Collection entries:
═══

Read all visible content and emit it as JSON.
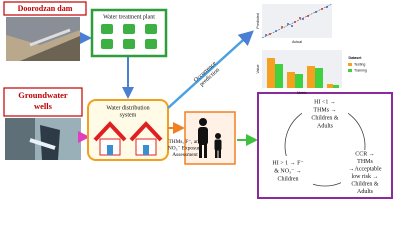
{
  "sources": [
    {
      "lines": [
        "Doorodzan dam"
      ]
    },
    {
      "lines": [
        "Groundwater",
        "wells"
      ]
    }
  ],
  "treatment_plant": {
    "label": "Water treatment plant"
  },
  "distribution": {
    "lines": [
      "Water distribution",
      "system"
    ]
  },
  "prediction": {
    "lines": [
      "Occurrence",
      "prediction"
    ]
  },
  "assessment": {
    "lines": [
      "THMs, F⁻, and",
      "NO₃⁻ Exposure",
      "Assessment"
    ]
  },
  "charts": {
    "scatter": {
      "x_label": "Actual",
      "y_label": "Predicted"
    },
    "bar": {
      "x_label": "Metric",
      "y_label": "Value",
      "legend_title": "Dataset",
      "legend": [
        "Testing",
        "Training"
      ]
    }
  },
  "outcomes": [
    {
      "lines": [
        "HI <1 →",
        "THMs →",
        "Children &",
        "Adults"
      ]
    },
    {
      "lines": [
        "HI > 1 → F⁻",
        "& NO₃⁻ →",
        "Children"
      ]
    },
    {
      "lines": [
        "CCR →",
        "THMs",
        "→Acceptable",
        "low risk →",
        "Children &",
        "Adults"
      ]
    }
  ]
}
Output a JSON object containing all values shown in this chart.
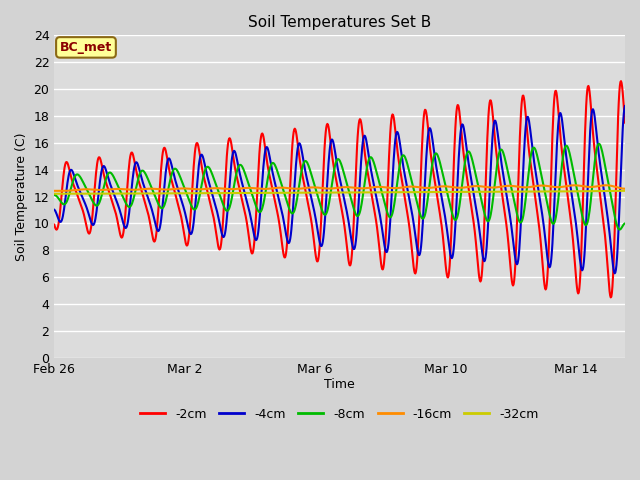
{
  "title": "Soil Temperatures Set B",
  "xlabel": "Time",
  "ylabel": "Soil Temperature (C)",
  "ylim": [
    0,
    24
  ],
  "yticks": [
    0,
    2,
    4,
    6,
    8,
    10,
    12,
    14,
    16,
    18,
    20,
    22,
    24
  ],
  "annotation_text": "BC_met",
  "annotation_color": "#8B0000",
  "annotation_bg": "#FFFF99",
  "annotation_edge": "#8B6914",
  "fig_bg": "#D3D3D3",
  "plot_bg": "#DCDCDC",
  "grid_color": "#FFFFFF",
  "series_colors": [
    "#FF0000",
    "#0000CC",
    "#00BB00",
    "#FF8C00",
    "#CCCC00"
  ],
  "series_labels": [
    "-2cm",
    "-4cm",
    "-8cm",
    "-16cm",
    "-32cm"
  ],
  "line_width": 1.5,
  "xtick_vals": [
    0,
    4,
    8,
    12,
    16
  ],
  "xtick_labels": [
    "Feb 26",
    "Mar 2",
    "Mar 6",
    "Mar 10",
    "Mar 14"
  ],
  "xlim": [
    0,
    17.5
  ],
  "title_fontsize": 11,
  "tick_fontsize": 9,
  "label_fontsize": 9,
  "legend_fontsize": 9
}
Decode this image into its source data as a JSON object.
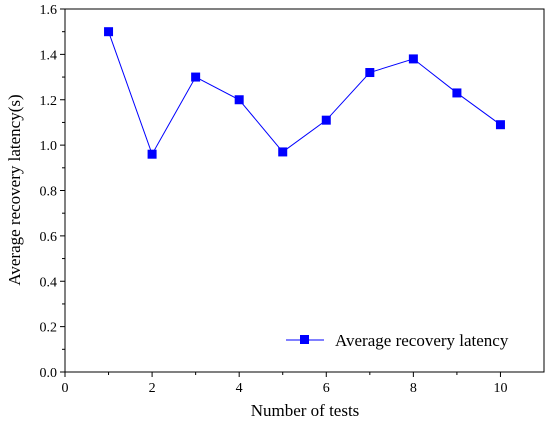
{
  "chart_data": {
    "type": "line",
    "title": "",
    "xlabel": "Number of tests",
    "ylabel": "Average recovery latency(s)",
    "xlim": [
      0,
      11
    ],
    "ylim": [
      0.0,
      1.6
    ],
    "xticks": [
      0,
      2,
      4,
      6,
      8,
      10
    ],
    "xtick_labels": [
      "0",
      "2",
      "4",
      "6",
      "8",
      "10"
    ],
    "yticks": [
      0.0,
      0.2,
      0.4,
      0.6,
      0.8,
      1.0,
      1.2,
      1.4,
      1.6
    ],
    "ytick_labels": [
      "0.0",
      "0.2",
      "0.4",
      "0.6",
      "0.8",
      "1.0",
      "1.2",
      "1.4",
      "1.6"
    ],
    "grid": false,
    "legend_position": "bottom-right",
    "series": [
      {
        "name": "Average recovery latency",
        "color": "#0000ff",
        "marker": "square",
        "x": [
          1,
          2,
          3,
          4,
          5,
          6,
          7,
          8,
          9,
          10
        ],
        "y": [
          1.5,
          0.96,
          1.3,
          1.2,
          0.97,
          1.11,
          1.32,
          1.38,
          1.23,
          1.09
        ]
      }
    ]
  }
}
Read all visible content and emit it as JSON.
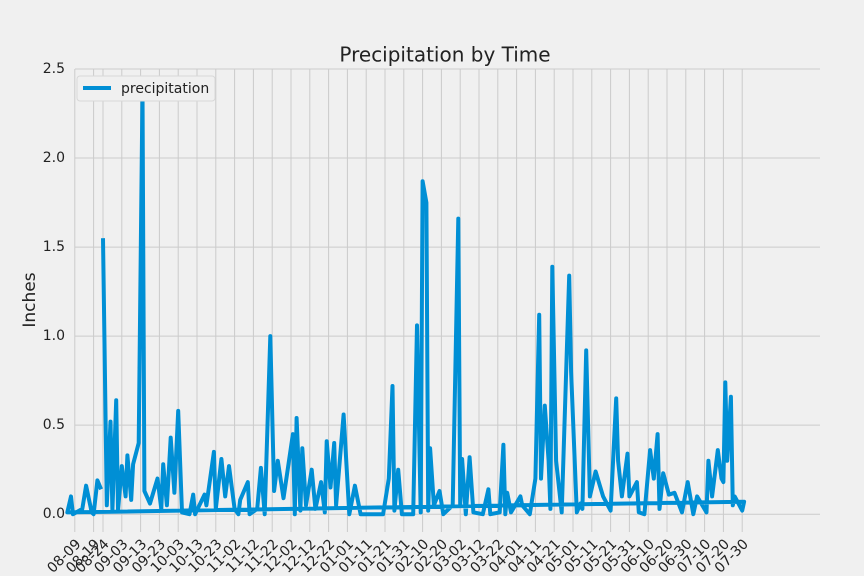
{
  "chart_data": {
    "type": "line",
    "title": "Precipitation by Time",
    "y_label": "Inches",
    "legend": "upper left",
    "grid": true,
    "x": [
      "08-24",
      "08-26",
      "08-28",
      "08-29",
      "08-31",
      "09-01",
      "09-03",
      "09-05",
      "09-06",
      "09-08",
      "09-09",
      "09-12",
      "09-14",
      "09-15",
      "09-18",
      "09-22",
      "09-24",
      "09-25",
      "09-27",
      "09-29",
      "10-01",
      "10-03",
      "10-05",
      "10-09",
      "10-11",
      "10-12",
      "10-17",
      "10-18",
      "10-22",
      "10-23",
      "10-26",
      "10-28",
      "10-30",
      "11-02",
      "11-04",
      "11-05",
      "11-09",
      "11-10",
      "11-14",
      "11-16",
      "11-18",
      "11-21",
      "11-23",
      "11-25",
      "11-28",
      "12-03",
      "12-04",
      "12-05",
      "12-07",
      "12-08",
      "12-10",
      "12-13",
      "12-15",
      "12-18",
      "12-20",
      "12-21",
      "12-23",
      "12-25",
      "12-26",
      "12-30",
      "01-02",
      "01-05",
      "01-08",
      "01-20",
      "01-23",
      "01-25",
      "01-26",
      "01-28",
      "01-30",
      "02-05",
      "02-07",
      "02-09",
      "02-10",
      "02-12",
      "02-13",
      "02-14",
      "02-16",
      "02-19",
      "02-21",
      "02-26",
      "03-01",
      "03-02",
      "03-03",
      "03-05",
      "03-07",
      "03-09",
      "03-14",
      "03-17",
      "03-18",
      "03-23",
      "03-25",
      "03-26",
      "03-27",
      "03-29",
      "04-03",
      "04-04",
      "04-08",
      "04-11",
      "04-13",
      "04-14",
      "04-16",
      "04-18",
      "04-19",
      "04-20",
      "04-22",
      "04-25",
      "04-29",
      "04-30",
      "05-03",
      "05-05",
      "05-06",
      "05-08",
      "05-10",
      "05-13",
      "05-17",
      "05-21",
      "05-24",
      "05-25",
      "05-27",
      "05-30",
      "05-31",
      "06-04",
      "06-05",
      "06-08",
      "06-11",
      "06-13",
      "06-15",
      "06-16",
      "06-18",
      "06-21",
      "06-24",
      "06-28",
      "07-01",
      "07-04",
      "07-06",
      "07-11",
      "07-12",
      "07-14",
      "07-17",
      "07-19",
      "07-20",
      "07-21",
      "07-22",
      "07-24",
      "07-25",
      "07-26",
      "07-30",
      "07-31",
      "08-05",
      "08-07",
      "08-08",
      "08-13",
      "08-15",
      "08-18",
      "08-19",
      "08-21",
      "08-23"
    ],
    "series": [
      {
        "name": "precipitation",
        "color": "#008fd5",
        "values": [
          1.55,
          0.05,
          0.52,
          0.02,
          0.64,
          0.02,
          0.27,
          0.1,
          0.33,
          0.08,
          0.28,
          0.4,
          2.38,
          0.13,
          0.06,
          0.2,
          0.03,
          0.28,
          0.05,
          0.43,
          0.12,
          0.58,
          0.01,
          0.0,
          0.11,
          0.0,
          0.11,
          0.05,
          0.35,
          0.03,
          0.31,
          0.1,
          0.27,
          0.03,
          0.0,
          0.08,
          0.18,
          0.0,
          0.03,
          0.26,
          0.0,
          1.0,
          0.13,
          0.3,
          0.09,
          0.45,
          0.0,
          0.54,
          0.02,
          0.37,
          0.05,
          0.25,
          0.03,
          0.18,
          0.01,
          0.41,
          0.15,
          0.4,
          0.05,
          0.56,
          0.0,
          0.16,
          0.0,
          0.0,
          0.2,
          0.72,
          0.02,
          0.25,
          0.0,
          0.0,
          1.06,
          0.01,
          1.87,
          1.75,
          0.02,
          0.37,
          0.05,
          0.13,
          0.0,
          0.05,
          1.66,
          0.05,
          0.31,
          0.0,
          0.32,
          0.01,
          0.0,
          0.14,
          0.0,
          0.01,
          0.39,
          0.0,
          0.12,
          0.01,
          0.1,
          0.05,
          0.0,
          0.2,
          1.12,
          0.2,
          0.61,
          0.3,
          0.03,
          1.39,
          0.3,
          0.01,
          1.34,
          0.8,
          0.01,
          0.06,
          0.03,
          0.92,
          0.1,
          0.24,
          0.1,
          0.02,
          0.65,
          0.3,
          0.1,
          0.34,
          0.1,
          0.18,
          0.01,
          0.0,
          0.36,
          0.2,
          0.45,
          0.03,
          0.23,
          0.11,
          0.12,
          0.01,
          0.18,
          0.0,
          0.1,
          0.01,
          0.3,
          0.1,
          0.36,
          0.2,
          0.18,
          0.74,
          0.3,
          0.66,
          0.05,
          0.1,
          0.02,
          0.07,
          0.01,
          0.1,
          0.0,
          0.03,
          0.16,
          0.01,
          0.0,
          0.19,
          0.14
        ]
      }
    ],
    "xticks": [
      "08-24",
      "09-03",
      "09-13",
      "09-23",
      "10-03",
      "10-13",
      "10-23",
      "11-02",
      "11-12",
      "11-22",
      "12-02",
      "12-12",
      "12-22",
      "01-01",
      "01-11",
      "01-21",
      "01-31",
      "02-10",
      "02-20",
      "03-02",
      "03-12",
      "03-22",
      "04-01",
      "04-11",
      "04-21",
      "05-01",
      "05-11",
      "05-21",
      "05-31",
      "06-10",
      "06-20",
      "06-30",
      "07-10",
      "07-20",
      "07-30",
      "08-09",
      "08-19"
    ],
    "ylim": [
      -0.1,
      2.5
    ],
    "yticks": [
      {
        "value": 0,
        "label": "0.0"
      },
      0.5,
      {
        "value": 1,
        "label": "1.0"
      },
      1.5,
      {
        "value": 2,
        "label": "2.0"
      },
      2.5
    ]
  }
}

═══

_Stated goal:_
State the number of lines in these entries that include the string "ylabel". Provide nothing beyond that number.

_Correct output:_
2